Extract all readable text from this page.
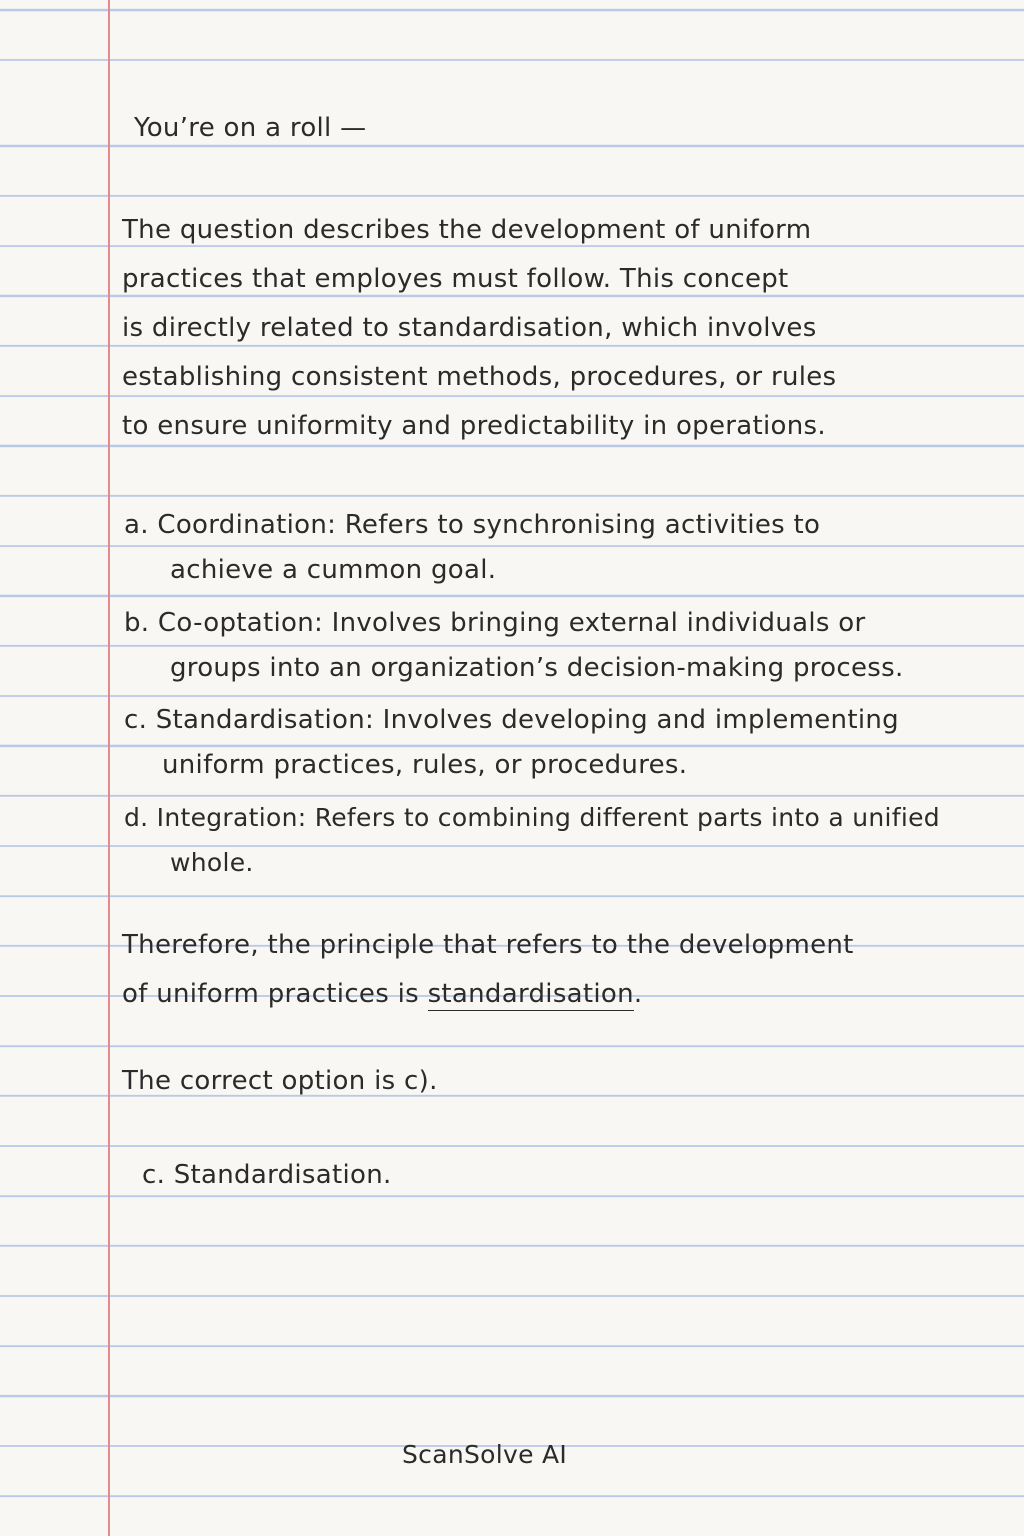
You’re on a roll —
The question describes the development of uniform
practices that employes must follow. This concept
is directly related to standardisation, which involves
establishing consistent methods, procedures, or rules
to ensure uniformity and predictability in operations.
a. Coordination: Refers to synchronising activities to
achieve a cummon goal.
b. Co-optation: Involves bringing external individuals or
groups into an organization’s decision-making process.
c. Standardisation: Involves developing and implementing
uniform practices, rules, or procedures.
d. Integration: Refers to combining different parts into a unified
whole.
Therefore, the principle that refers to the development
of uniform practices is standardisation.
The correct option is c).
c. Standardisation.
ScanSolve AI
****
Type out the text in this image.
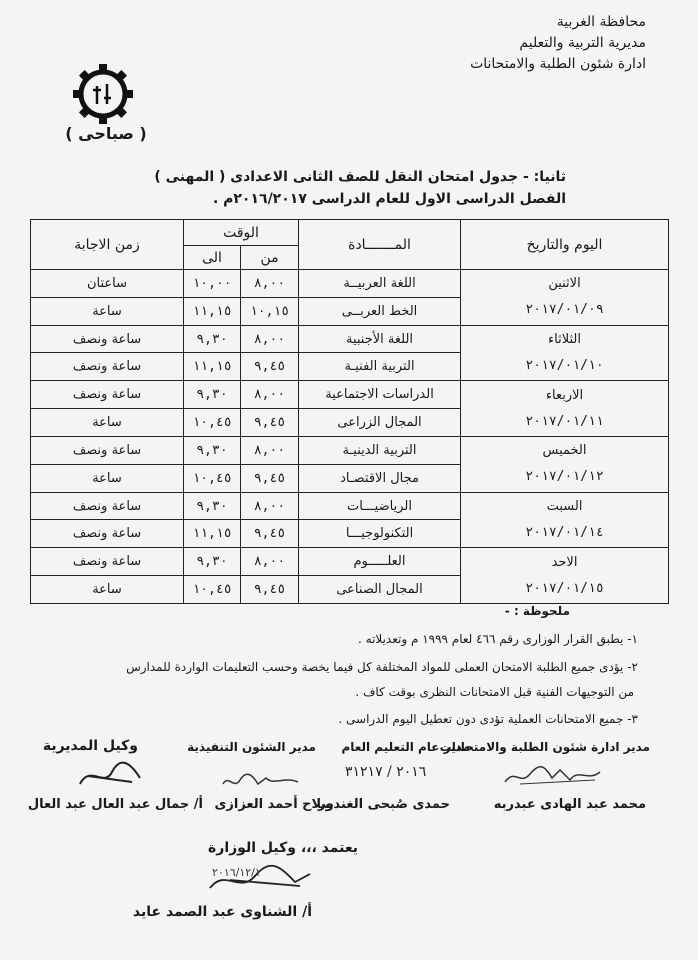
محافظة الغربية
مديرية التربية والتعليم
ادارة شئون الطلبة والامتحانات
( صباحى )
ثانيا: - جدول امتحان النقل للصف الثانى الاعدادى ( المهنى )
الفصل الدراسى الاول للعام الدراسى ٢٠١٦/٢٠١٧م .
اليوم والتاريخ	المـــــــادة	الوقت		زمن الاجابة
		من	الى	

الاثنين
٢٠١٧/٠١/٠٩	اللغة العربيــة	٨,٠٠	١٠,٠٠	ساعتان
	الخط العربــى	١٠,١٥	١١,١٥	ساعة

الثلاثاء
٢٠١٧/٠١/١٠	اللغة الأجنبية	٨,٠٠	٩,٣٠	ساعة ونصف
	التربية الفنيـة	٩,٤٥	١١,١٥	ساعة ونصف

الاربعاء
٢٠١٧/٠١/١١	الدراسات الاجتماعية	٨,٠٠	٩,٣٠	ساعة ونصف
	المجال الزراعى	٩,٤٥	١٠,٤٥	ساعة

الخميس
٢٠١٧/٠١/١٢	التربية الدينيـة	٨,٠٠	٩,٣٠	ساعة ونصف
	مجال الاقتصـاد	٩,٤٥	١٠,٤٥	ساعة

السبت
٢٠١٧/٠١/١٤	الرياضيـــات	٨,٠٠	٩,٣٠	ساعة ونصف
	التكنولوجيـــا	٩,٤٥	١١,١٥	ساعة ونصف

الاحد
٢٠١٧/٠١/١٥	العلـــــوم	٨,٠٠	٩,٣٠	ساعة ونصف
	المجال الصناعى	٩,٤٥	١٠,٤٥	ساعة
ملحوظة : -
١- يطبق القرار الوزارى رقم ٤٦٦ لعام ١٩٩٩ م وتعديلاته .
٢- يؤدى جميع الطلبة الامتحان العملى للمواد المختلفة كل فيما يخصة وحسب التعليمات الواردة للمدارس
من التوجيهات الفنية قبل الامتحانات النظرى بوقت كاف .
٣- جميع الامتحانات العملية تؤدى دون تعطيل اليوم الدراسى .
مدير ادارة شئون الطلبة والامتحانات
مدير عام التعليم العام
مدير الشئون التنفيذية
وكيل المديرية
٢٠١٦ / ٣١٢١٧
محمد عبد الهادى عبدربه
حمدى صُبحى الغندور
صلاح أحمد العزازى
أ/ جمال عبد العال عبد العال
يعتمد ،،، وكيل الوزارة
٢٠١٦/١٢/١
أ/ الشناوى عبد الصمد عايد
****
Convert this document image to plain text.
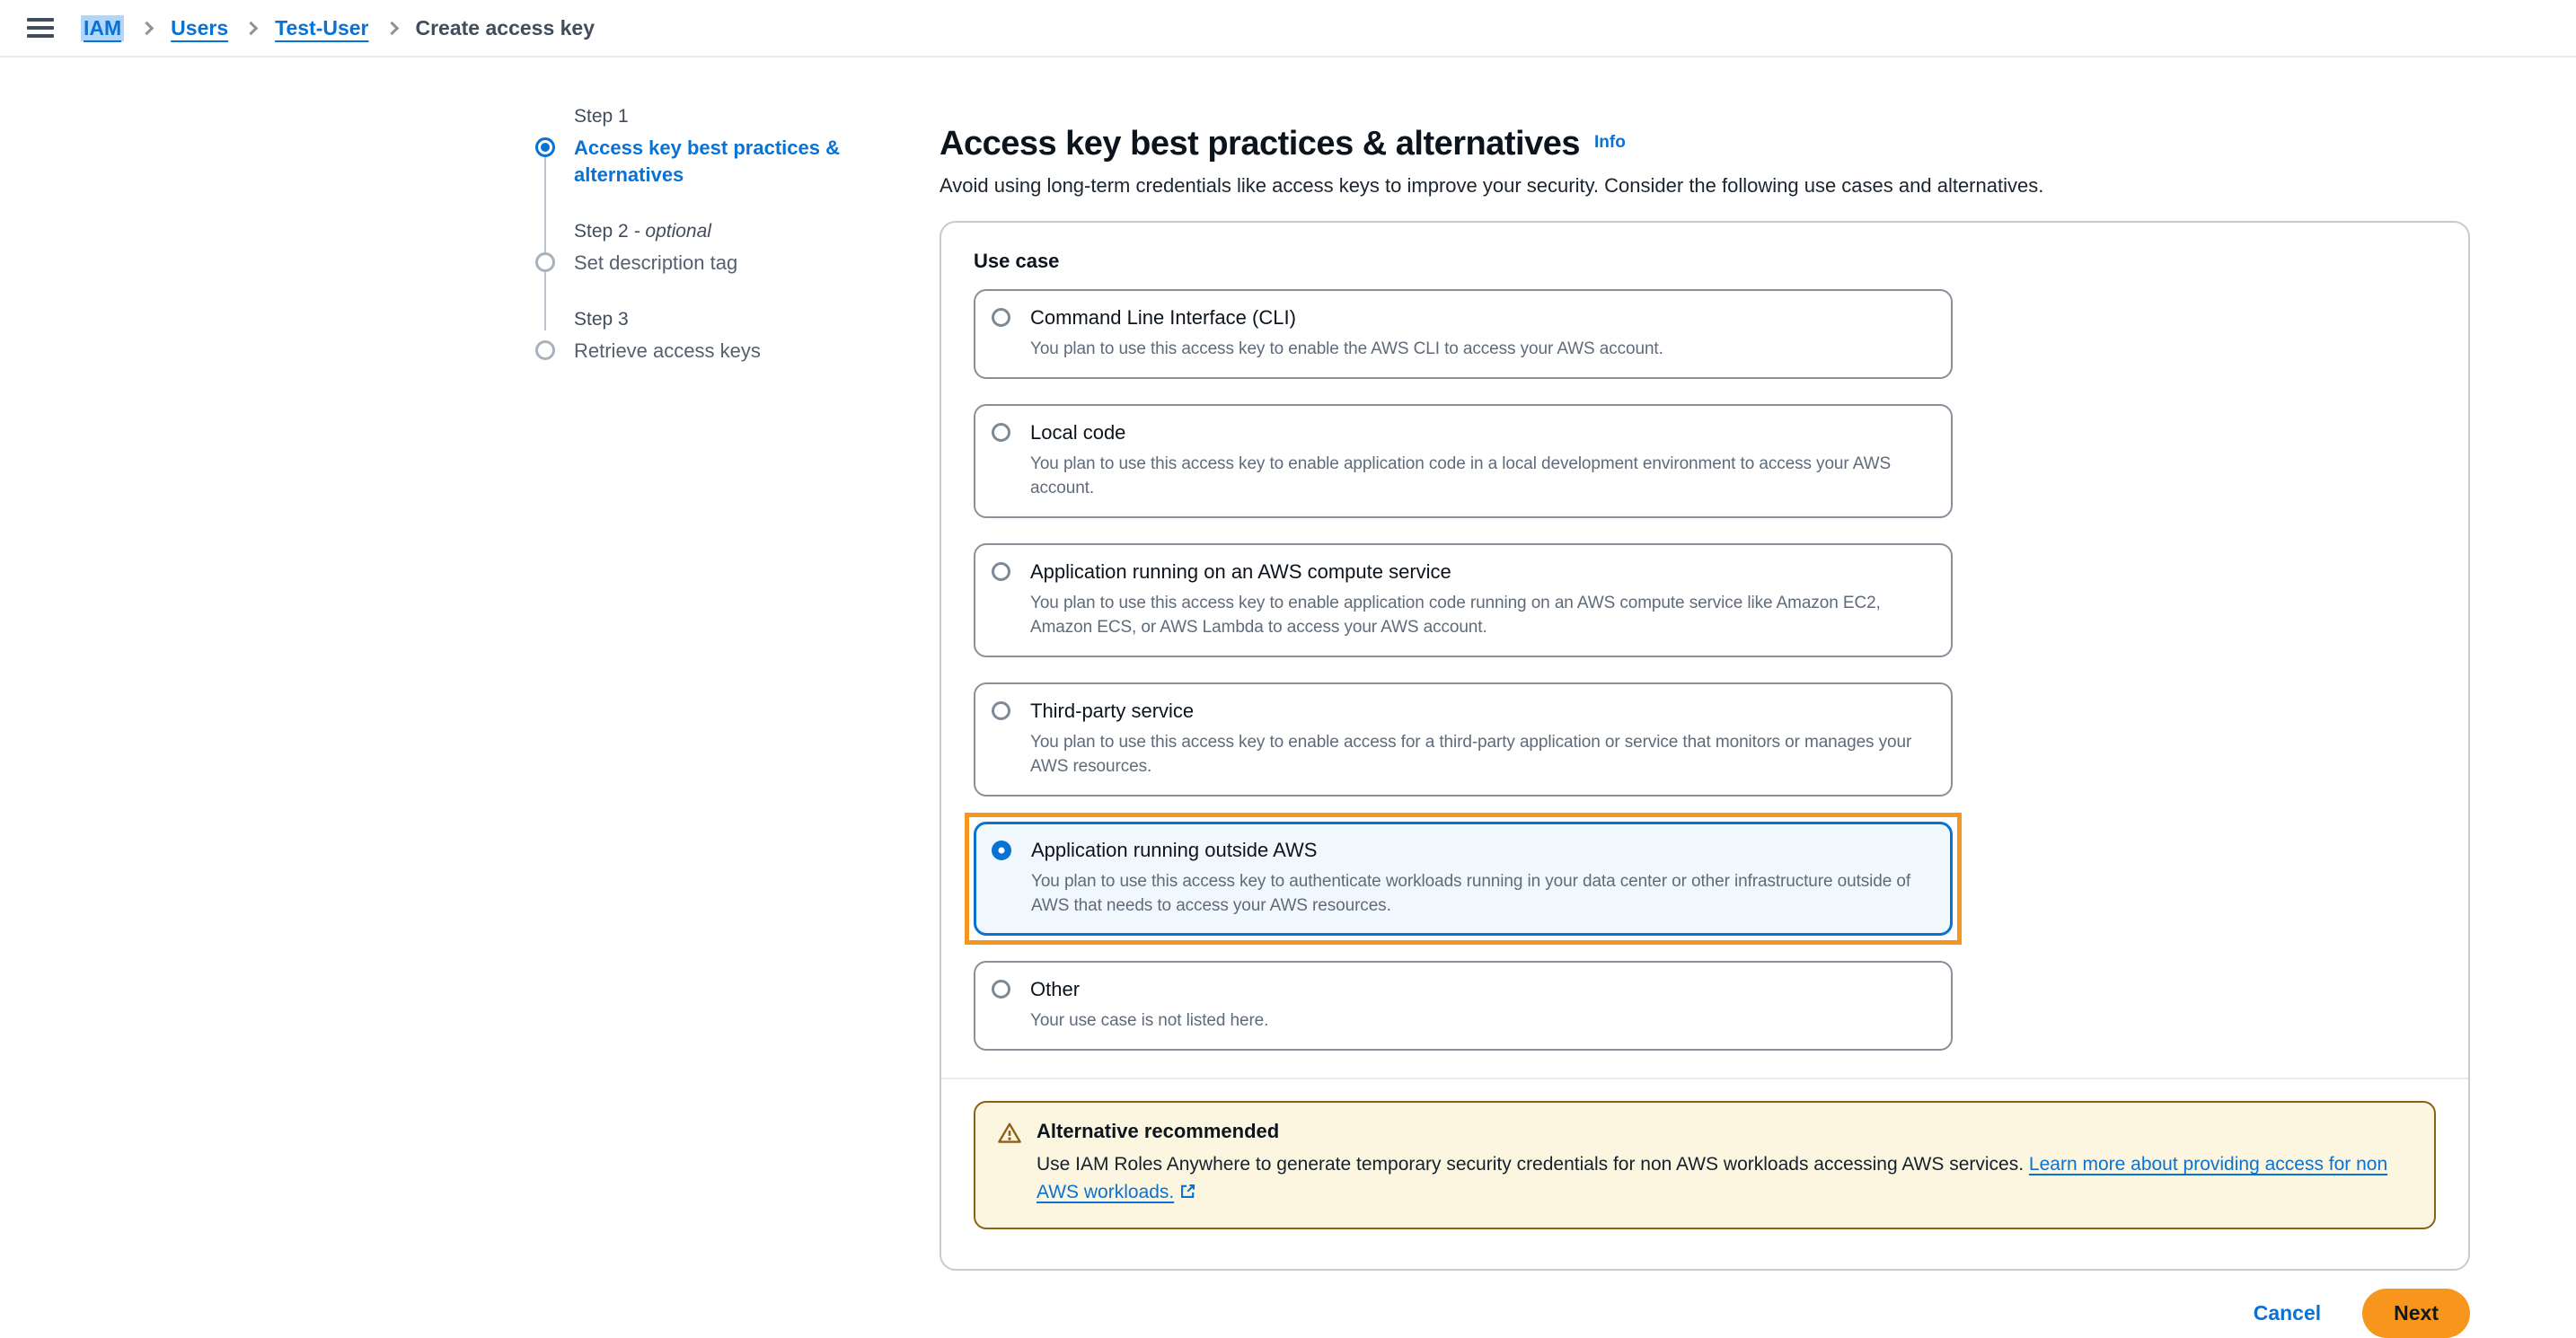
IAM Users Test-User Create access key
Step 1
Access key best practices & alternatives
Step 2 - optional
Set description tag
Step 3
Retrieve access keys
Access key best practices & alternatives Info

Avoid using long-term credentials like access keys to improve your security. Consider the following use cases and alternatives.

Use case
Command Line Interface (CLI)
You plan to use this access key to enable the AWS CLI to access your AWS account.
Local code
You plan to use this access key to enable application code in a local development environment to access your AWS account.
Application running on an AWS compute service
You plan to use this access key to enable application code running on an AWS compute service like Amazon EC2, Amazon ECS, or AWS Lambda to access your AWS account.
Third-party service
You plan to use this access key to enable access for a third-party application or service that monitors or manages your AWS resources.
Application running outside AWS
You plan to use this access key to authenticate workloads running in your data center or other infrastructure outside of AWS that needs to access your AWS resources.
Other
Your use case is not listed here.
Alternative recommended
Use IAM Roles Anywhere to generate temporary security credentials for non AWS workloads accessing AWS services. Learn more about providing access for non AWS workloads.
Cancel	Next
****
=== Written instruction ===
Copy every line of the records above that contains "اللغة".

=== Correct result ===
٢٠١٧/٠١/٠٩	اللغة العربيــة	٨,٠٠	١٠,٠٠	ساعتان
٢٠١٧/٠١/١٠	اللغة الأجنبية	٨,٠٠	٩,٣٠	ساعة ونصف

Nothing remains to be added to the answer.